WHAT TO PRODUCE: Please output the stretch of the data below from its very start through the line containing "bar-4-1 xyxy=(1014,634,1042,702)", both ends included, word for word.
BEGIN EXERCISE MATERIALS
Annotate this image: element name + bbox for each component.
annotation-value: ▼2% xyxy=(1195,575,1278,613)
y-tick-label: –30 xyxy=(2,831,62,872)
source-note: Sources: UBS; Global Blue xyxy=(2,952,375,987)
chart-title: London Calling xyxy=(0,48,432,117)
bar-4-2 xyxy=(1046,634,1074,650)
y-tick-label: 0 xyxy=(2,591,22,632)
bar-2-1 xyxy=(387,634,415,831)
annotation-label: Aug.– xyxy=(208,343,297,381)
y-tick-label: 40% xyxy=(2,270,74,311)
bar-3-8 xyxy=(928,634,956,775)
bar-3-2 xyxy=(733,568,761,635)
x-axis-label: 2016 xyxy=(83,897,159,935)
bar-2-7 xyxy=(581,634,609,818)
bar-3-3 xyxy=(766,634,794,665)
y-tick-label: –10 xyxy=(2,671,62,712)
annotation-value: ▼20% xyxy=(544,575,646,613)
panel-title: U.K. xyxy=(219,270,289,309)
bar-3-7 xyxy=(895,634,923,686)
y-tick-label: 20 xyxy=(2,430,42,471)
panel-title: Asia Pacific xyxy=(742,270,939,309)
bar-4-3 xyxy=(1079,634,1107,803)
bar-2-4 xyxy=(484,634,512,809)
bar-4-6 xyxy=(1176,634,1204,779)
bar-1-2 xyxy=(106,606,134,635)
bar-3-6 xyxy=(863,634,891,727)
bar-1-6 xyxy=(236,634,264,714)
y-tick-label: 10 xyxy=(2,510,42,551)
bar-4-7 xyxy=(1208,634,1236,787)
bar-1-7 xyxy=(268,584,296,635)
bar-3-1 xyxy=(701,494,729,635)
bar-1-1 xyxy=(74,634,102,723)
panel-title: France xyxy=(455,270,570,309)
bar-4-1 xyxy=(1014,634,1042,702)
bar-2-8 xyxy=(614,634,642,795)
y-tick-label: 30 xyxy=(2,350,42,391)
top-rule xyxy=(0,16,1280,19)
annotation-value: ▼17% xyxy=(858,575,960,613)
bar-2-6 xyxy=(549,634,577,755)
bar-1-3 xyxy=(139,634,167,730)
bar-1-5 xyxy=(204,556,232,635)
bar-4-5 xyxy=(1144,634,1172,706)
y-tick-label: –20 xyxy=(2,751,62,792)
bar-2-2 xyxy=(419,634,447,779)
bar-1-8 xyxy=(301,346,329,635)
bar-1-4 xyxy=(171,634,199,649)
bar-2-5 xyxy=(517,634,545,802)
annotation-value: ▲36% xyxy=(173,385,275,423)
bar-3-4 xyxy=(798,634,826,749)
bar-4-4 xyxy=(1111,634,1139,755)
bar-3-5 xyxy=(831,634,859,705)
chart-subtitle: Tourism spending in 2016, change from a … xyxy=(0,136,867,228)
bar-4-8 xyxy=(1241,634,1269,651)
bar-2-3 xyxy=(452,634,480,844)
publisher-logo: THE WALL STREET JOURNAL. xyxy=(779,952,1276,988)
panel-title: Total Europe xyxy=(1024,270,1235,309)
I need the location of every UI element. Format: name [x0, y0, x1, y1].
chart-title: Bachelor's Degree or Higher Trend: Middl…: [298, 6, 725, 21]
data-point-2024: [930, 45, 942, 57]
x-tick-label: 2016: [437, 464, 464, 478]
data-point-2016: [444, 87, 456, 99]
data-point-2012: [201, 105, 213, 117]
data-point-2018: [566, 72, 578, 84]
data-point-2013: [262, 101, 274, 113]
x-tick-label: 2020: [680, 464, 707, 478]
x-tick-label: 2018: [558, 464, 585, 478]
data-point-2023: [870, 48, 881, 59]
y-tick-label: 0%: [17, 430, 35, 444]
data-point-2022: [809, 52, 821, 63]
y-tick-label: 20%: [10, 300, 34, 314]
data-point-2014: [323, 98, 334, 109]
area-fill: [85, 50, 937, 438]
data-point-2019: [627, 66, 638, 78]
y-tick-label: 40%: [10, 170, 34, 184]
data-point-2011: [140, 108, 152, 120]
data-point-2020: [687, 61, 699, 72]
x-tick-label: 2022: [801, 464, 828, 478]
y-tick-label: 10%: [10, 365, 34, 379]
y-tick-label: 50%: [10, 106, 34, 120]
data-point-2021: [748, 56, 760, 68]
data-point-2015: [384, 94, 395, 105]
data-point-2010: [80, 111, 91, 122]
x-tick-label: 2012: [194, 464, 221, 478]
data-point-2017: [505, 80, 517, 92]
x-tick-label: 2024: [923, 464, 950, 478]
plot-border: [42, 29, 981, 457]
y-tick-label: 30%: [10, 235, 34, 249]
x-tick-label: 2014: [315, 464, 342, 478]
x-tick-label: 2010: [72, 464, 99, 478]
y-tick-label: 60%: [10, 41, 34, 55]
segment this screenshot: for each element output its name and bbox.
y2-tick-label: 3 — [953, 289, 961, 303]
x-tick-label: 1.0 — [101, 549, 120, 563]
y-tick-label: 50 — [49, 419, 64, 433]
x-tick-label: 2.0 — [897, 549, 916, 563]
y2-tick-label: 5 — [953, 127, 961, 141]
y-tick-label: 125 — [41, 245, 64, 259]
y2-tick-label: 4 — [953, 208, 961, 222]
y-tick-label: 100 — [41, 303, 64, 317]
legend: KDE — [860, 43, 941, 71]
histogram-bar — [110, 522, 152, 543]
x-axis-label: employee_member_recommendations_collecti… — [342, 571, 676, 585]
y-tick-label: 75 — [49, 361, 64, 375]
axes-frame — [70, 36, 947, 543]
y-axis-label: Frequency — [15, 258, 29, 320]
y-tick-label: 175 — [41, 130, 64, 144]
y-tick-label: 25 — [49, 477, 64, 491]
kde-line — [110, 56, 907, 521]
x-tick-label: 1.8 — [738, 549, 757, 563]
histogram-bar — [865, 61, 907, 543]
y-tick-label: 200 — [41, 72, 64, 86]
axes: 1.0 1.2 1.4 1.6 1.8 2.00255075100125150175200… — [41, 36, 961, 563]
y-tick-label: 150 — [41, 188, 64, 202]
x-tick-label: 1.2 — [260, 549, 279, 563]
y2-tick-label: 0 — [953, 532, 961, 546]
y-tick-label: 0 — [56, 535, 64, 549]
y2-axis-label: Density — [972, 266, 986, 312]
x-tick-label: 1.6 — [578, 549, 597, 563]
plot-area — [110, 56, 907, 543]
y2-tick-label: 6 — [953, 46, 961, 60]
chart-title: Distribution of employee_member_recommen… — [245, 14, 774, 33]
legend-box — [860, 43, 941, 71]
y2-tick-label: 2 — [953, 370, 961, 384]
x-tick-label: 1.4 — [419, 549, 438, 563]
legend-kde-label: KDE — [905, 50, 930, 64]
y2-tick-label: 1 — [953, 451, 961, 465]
END EXERCISE MATERIALS
EXERCISE OUTPUT:
Annotate this image: element name + bbox for each component.
annotation-value: ▼2% xyxy=(1195,575,1278,613)
y-tick-label: –30 xyxy=(2,831,62,872)
source-note: Sources: UBS; Global Blue xyxy=(2,952,375,987)
chart-title: London Calling xyxy=(0,48,432,117)
bar-4-2 xyxy=(1046,634,1074,650)
y-tick-label: 0 xyxy=(2,591,22,632)
bar-2-1 xyxy=(387,634,415,831)
annotation-label: Aug.– xyxy=(208,343,297,381)
y-tick-label: 40% xyxy=(2,270,74,311)
bar-3-8 xyxy=(928,634,956,775)
bar-3-2 xyxy=(733,568,761,635)
x-axis-label: 2016 xyxy=(83,897,159,935)
bar-2-7 xyxy=(581,634,609,818)
bar-3-3 xyxy=(766,634,794,665)
y-tick-label: –10 xyxy=(2,671,62,712)
annotation-value: ▼20% xyxy=(544,575,646,613)
panel-title: U.K. xyxy=(219,270,289,309)
bar-3-7 xyxy=(895,634,923,686)
y-tick-label: 20 xyxy=(2,430,42,471)
panel-title: Asia Pacific xyxy=(742,270,939,309)
bar-4-3 xyxy=(1079,634,1107,803)
bar-2-4 xyxy=(484,634,512,809)
bar-4-6 xyxy=(1176,634,1204,779)
bar-1-2 xyxy=(106,606,134,635)
bar-3-6 xyxy=(863,634,891,727)
bar-1-6 xyxy=(236,634,264,714)
y-tick-label: 10 xyxy=(2,510,42,551)
bar-4-7 xyxy=(1208,634,1236,787)
bar-1-7 xyxy=(268,584,296,635)
bar-3-1 xyxy=(701,494,729,635)
bar-1-1 xyxy=(74,634,102,723)
panel-title: France xyxy=(455,270,570,309)
bar-4-1 xyxy=(1014,634,1042,702)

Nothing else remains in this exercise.